▶ OBJECTIVE
Give an exact transcription of every line, dropping the images.
--- start ---
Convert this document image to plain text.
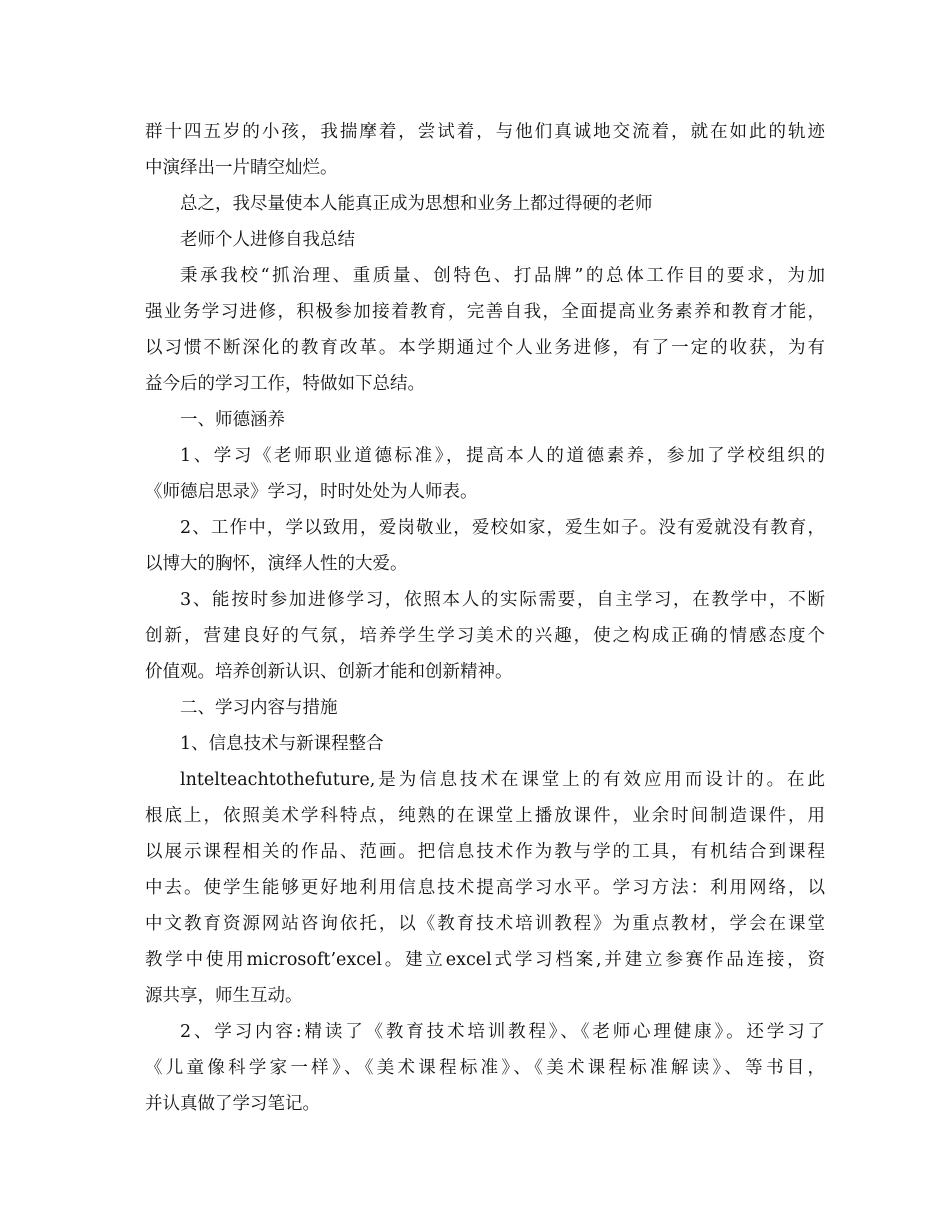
群十四五岁的小孩，我揣摩着，尝试着，与他们真诚地交流着，就在如此的轨迹
中演绎出一片睛空灿烂。
总之，我尽量使本人能真正成为思想和业务上都过得硬的老师
老师个人进修自我总结
秉承我校“抓治理、重质量、创特色、打品牌”的总体工作目的要求，为加
强业务学习进修，积极参加接着教育，完善自我，全面提高业务素养和教育才能，
以习惯不断深化的教育改革。本学期通过个人业务进修，有了一定的收获，为有
益今后的学习工作，特做如下总结。
一、师德涵养
1、学习《老师职业道德标准》，提高本人的道德素养，参加了学校组织的
《师德启思录》学习，时时处处为人师表。
2、工作中，学以致用，爱岗敬业，爱校如家，爱生如子。没有爱就没有教育，
以博大的胸怀，演绎人性的大爱。
3、能按时参加进修学习，依照本人的实际需要，自主学习，在教学中，不断
创新，营建良好的气氛，培养学生学习美术的兴趣，使之构成正确的情感态度个
价值观。培养创新认识、创新才能和创新精神。
二、学习内容与措施
1、信息技术与新课程整合
lntelteachtothefuture,是为信息技术在课堂上的有效应用而设计的。在此
根底上，依照美术学科特点，纯熟的在课堂上播放课件，业余时间制造课件，用
以展示课程相关的作品、范画。把信息技术作为教与学的工具，有机结合到课程
中去。使学生能够更好地利用信息技术提高学习水平。学习方法：利用网络，以
中文教育资源网站咨询依托，以《教育技术培训教程》为重点教材，学会在课堂
教学中使用microsoft’excel。建立excel式学习档案,并建立参赛作品连接，资
源共享，师生互动。
2、学习内容:精读了《教育技术培训教程》、《老师心理健康》。还学习了
《儿童像科学家一样》、《美术课程标准》、《美术课程标准解读》、等书目，
并认真做了学习笔记。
--- end ---
▶ OUTPUT FOR THIS TASK
Convert this document image to plain text.
群十四五岁的小孩，我揣摩着，尝试着，与他们真诚地交流着，就在如此的轨迹
中演绎出一片睛空灿烂。
总之，我尽量使本人能真正成为思想和业务上都过得硬的老师
老师个人进修自我总结
秉承我校“抓治理、重质量、创特色、打品牌”的总体工作目的要求，为加
强业务学习进修，积极参加接着教育，完善自我，全面提高业务素养和教育才能，
以习惯不断深化的教育改革。本学期通过个人业务进修，有了一定的收获，为有
益今后的学习工作，特做如下总结。
一、师德涵养
1、学习《老师职业道德标准》，提高本人的道德素养，参加了学校组织的
《师德启思录》学习，时时处处为人师表。
2、工作中，学以致用，爱岗敬业，爱校如家，爱生如子。没有爱就没有教育，
以博大的胸怀，演绎人性的大爱。
3、能按时参加进修学习，依照本人的实际需要，自主学习，在教学中，不断
创新，营建良好的气氛，培养学生学习美术的兴趣，使之构成正确的情感态度个
价值观。培养创新认识、创新才能和创新精神。
二、学习内容与措施
1、信息技术与新课程整合
lntelteachtothefuture,是为信息技术在课堂上的有效应用而设计的。在此
根底上，依照美术学科特点，纯熟的在课堂上播放课件，业余时间制造课件，用
以展示课程相关的作品、范画。把信息技术作为教与学的工具，有机结合到课程
中去。使学生能够更好地利用信息技术提高学习水平。学习方法：利用网络，以
中文教育资源网站咨询依托，以《教育技术培训教程》为重点教材，学会在课堂
教学中使用microsoft’excel。建立excel式学习档案,并建立参赛作品连接，资
源共享，师生互动。
2、学习内容:精读了《教育技术培训教程》、《老师心理健康》。还学习了
《儿童像科学家一样》、《美术课程标准》、《美术课程标准解读》、等书目，
并认真做了学习笔记。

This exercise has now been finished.